#### What you should do
Reproduce each of the entries below word for word.

BEGIN Listed records

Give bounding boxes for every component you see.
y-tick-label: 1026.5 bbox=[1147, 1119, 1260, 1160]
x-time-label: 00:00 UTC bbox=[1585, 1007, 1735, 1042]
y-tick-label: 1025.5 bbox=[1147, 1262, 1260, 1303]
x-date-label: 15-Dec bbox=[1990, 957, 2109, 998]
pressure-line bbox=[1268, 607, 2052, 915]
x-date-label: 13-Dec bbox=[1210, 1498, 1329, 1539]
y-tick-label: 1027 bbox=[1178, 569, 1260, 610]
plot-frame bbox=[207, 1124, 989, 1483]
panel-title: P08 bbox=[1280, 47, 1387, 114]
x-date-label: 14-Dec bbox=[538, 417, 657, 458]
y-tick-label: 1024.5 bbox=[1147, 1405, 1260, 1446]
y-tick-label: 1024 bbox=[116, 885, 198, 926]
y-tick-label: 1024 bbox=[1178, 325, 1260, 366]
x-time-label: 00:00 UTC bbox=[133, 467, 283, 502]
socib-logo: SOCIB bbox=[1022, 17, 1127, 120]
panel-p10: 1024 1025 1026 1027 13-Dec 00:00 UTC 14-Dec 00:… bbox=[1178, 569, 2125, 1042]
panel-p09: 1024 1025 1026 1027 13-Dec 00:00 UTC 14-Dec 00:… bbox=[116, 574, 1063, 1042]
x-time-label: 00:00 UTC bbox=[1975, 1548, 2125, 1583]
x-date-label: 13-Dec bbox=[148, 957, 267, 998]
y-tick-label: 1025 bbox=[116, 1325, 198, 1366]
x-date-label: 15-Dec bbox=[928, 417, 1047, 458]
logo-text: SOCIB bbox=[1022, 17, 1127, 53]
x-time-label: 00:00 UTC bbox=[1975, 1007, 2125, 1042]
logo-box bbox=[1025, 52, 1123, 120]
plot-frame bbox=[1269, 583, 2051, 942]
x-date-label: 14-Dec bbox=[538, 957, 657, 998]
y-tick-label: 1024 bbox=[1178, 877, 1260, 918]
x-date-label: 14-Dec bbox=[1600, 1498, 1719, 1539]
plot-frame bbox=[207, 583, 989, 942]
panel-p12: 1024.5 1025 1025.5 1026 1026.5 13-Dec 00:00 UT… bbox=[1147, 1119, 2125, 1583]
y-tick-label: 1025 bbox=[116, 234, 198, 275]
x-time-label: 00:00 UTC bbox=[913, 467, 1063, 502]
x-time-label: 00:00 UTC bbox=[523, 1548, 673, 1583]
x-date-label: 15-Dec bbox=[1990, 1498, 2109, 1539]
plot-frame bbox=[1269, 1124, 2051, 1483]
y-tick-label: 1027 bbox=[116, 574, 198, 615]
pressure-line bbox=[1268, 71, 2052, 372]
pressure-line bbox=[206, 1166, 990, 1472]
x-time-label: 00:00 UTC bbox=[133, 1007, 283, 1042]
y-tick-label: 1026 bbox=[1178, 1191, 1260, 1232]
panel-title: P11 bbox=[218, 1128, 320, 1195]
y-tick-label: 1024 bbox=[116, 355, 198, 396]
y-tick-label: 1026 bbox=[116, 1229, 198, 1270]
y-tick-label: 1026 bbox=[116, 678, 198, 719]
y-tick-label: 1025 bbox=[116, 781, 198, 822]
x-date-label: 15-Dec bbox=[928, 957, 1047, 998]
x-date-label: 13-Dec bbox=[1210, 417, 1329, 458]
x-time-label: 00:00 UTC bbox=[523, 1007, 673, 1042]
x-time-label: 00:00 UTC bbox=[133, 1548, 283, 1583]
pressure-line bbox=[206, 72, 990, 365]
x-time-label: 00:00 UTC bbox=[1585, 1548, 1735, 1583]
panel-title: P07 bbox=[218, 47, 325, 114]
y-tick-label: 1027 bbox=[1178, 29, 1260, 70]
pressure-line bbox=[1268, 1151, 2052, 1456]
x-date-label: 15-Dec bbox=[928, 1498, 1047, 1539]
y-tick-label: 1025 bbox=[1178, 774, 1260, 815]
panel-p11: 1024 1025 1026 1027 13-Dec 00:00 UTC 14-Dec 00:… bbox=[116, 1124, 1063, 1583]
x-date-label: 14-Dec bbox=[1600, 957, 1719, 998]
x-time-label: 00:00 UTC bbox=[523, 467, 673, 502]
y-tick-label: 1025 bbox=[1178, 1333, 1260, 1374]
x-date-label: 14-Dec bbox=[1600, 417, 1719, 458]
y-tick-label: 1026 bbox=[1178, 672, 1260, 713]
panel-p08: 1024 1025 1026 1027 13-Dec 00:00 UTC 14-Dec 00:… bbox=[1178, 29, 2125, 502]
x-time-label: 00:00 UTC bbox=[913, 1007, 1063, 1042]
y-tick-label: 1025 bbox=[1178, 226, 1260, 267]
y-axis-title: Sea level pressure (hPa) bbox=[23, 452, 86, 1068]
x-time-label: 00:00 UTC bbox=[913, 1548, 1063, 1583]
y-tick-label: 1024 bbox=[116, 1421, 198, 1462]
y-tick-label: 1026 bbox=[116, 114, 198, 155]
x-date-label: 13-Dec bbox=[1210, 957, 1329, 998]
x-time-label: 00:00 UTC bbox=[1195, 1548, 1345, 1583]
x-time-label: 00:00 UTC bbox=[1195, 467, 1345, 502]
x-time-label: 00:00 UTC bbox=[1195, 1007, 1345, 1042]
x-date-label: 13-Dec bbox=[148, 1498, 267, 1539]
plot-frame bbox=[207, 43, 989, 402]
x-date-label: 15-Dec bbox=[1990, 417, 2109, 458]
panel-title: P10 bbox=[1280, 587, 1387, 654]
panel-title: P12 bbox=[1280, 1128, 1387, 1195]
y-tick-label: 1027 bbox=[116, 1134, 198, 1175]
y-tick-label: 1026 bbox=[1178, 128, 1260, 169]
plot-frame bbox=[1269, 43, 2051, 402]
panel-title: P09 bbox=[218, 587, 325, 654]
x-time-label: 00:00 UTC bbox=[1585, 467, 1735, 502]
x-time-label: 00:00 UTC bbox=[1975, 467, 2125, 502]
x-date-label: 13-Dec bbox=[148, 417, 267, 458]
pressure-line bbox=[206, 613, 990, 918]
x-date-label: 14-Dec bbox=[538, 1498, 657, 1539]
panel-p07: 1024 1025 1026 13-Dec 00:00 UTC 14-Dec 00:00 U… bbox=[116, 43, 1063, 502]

END Listed records

#### Output below
Give bounding boxes for every component you see.
y-tick-label: 1026.5 bbox=[1147, 1119, 1260, 1160]
x-time-label: 00:00 UTC bbox=[1585, 1007, 1735, 1042]
y-tick-label: 1025.5 bbox=[1147, 1262, 1260, 1303]
x-date-label: 15-Dec bbox=[1990, 957, 2109, 998]
pressure-line bbox=[1268, 607, 2052, 915]
x-date-label: 13-Dec bbox=[1210, 1498, 1329, 1539]
y-tick-label: 1027 bbox=[1178, 569, 1260, 610]
plot-frame bbox=[207, 1124, 989, 1483]
panel-title: P08 bbox=[1280, 47, 1387, 114]
x-date-label: 14-Dec bbox=[538, 417, 657, 458]
y-tick-label: 1024.5 bbox=[1147, 1405, 1260, 1446]
y-tick-label: 1024 bbox=[116, 885, 198, 926]
y-tick-label: 1024 bbox=[1178, 325, 1260, 366]
x-time-label: 00:00 UTC bbox=[133, 467, 283, 502]
socib-logo: SOCIB bbox=[1022, 17, 1127, 120]
panel-p10: 1024 1025 1026 1027 13-Dec 00:00 UTC 14-Dec 00:… bbox=[1178, 569, 2125, 1042]
panel-p09: 1024 1025 1026 1027 13-Dec 00:00 UTC 14-Dec 00:… bbox=[116, 574, 1063, 1042]
x-time-label: 00:00 UTC bbox=[1975, 1548, 2125, 1583]
x-date-label: 13-Dec bbox=[148, 957, 267, 998]
y-tick-label: 1025 bbox=[116, 1325, 198, 1366]
x-date-label: 15-Dec bbox=[928, 417, 1047, 458]
logo-text: SOCIB bbox=[1022, 17, 1127, 53]
x-time-label: 00:00 UTC bbox=[1975, 1007, 2125, 1042]
logo-box bbox=[1025, 52, 1123, 120]
plot-frame bbox=[1269, 583, 2051, 942]
x-date-label: 14-Dec bbox=[538, 957, 657, 998]
y-tick-label: 1024 bbox=[1178, 877, 1260, 918]
x-date-label: 14-Dec bbox=[1600, 1498, 1719, 1539]
plot-frame bbox=[207, 583, 989, 942]
panel-p12: 1024.5 1025 1025.5 1026 1026.5 13-Dec 00:00 UT… bbox=[1147, 1119, 2125, 1583]
y-tick-label: 1025 bbox=[116, 234, 198, 275]
x-time-label: 00:00 UTC bbox=[913, 467, 1063, 502]
x-time-label: 00:00 UTC bbox=[523, 1548, 673, 1583]
x-date-label: 15-Dec bbox=[1990, 1498, 2109, 1539]
plot-frame bbox=[1269, 1124, 2051, 1483]
y-tick-label: 1027 bbox=[116, 574, 198, 615]
pressure-line bbox=[1268, 71, 2052, 372]
pressure-line bbox=[206, 1166, 990, 1472]
x-time-label: 00:00 UTC bbox=[133, 1007, 283, 1042]
y-tick-label: 1026 bbox=[1178, 1191, 1260, 1232]
panel-title: P11 bbox=[218, 1128, 320, 1195]
y-tick-label: 1024 bbox=[116, 355, 198, 396]
y-tick-label: 1026 bbox=[116, 1229, 198, 1270]
y-tick-label: 1026 bbox=[116, 678, 198, 719]
y-tick-label: 1025 bbox=[116, 781, 198, 822]
x-date-label: 15-Dec bbox=[928, 957, 1047, 998]
x-date-label: 13-Dec bbox=[1210, 417, 1329, 458]
x-time-label: 00:00 UTC bbox=[523, 1007, 673, 1042]
x-time-label: 00:00 UTC bbox=[133, 1548, 283, 1583]
pressure-line bbox=[206, 72, 990, 365]
x-time-label: 00:00 UTC bbox=[1585, 1548, 1735, 1583]
panel-title: P07 bbox=[218, 47, 325, 114]
y-tick-label: 1027 bbox=[1178, 29, 1260, 70]
pressure-line bbox=[1268, 1151, 2052, 1456]
x-date-label: 15-Dec bbox=[928, 1498, 1047, 1539]
y-tick-label: 1025 bbox=[1178, 774, 1260, 815]
panel-p11: 1024 1025 1026 1027 13-Dec 00:00 UTC 14-Dec 00:… bbox=[116, 1124, 1063, 1583]
x-date-label: 14-Dec bbox=[1600, 957, 1719, 998]
x-time-label: 00:00 UTC bbox=[523, 467, 673, 502]
y-tick-label: 1025 bbox=[1178, 1333, 1260, 1374]
x-date-label: 14-Dec bbox=[1600, 417, 1719, 458]
y-tick-label: 1026 bbox=[1178, 672, 1260, 713]
panel-p08: 1024 1025 1026 1027 13-Dec 00:00 UTC 14-Dec 00:… bbox=[1178, 29, 2125, 502]
x-time-label: 00:00 UTC bbox=[913, 1007, 1063, 1042]
y-tick-label: 1025 bbox=[1178, 226, 1260, 267]
y-axis-title: Sea level pressure (hPa) bbox=[23, 452, 86, 1068]
x-time-label: 00:00 UTC bbox=[913, 1548, 1063, 1583]
y-tick-label: 1024 bbox=[116, 1421, 198, 1462]
y-tick-label: 1026 bbox=[116, 114, 198, 155]
x-date-label: 13-Dec bbox=[1210, 957, 1329, 998]
x-time-label: 00:00 UTC bbox=[1195, 1548, 1345, 1583]
x-time-label: 00:00 UTC bbox=[1195, 467, 1345, 502]
x-time-label: 00:00 UTC bbox=[1195, 1007, 1345, 1042]
x-date-label: 13-Dec bbox=[148, 1498, 267, 1539]
plot-frame bbox=[207, 43, 989, 402]
x-date-label: 15-Dec bbox=[1990, 417, 2109, 458]
panel-title: P10 bbox=[1280, 587, 1387, 654]
panel-title: P12 bbox=[1280, 1128, 1387, 1195]
y-tick-label: 1027 bbox=[116, 1134, 198, 1175]
y-tick-label: 1026 bbox=[1178, 128, 1260, 169]
plot-frame bbox=[1269, 43, 2051, 402]
panel-title: P09 bbox=[218, 587, 325, 654]
x-time-label: 00:00 UTC bbox=[1585, 467, 1735, 502]
x-time-label: 00:00 UTC bbox=[1975, 467, 2125, 502]
x-date-label: 13-Dec bbox=[148, 417, 267, 458]
pressure-line bbox=[206, 613, 990, 918]
x-date-label: 14-Dec bbox=[538, 1498, 657, 1539]
panel-p07: 1024 1025 1026 13-Dec 00:00 UTC 14-Dec 00:00 U… bbox=[116, 43, 1063, 502]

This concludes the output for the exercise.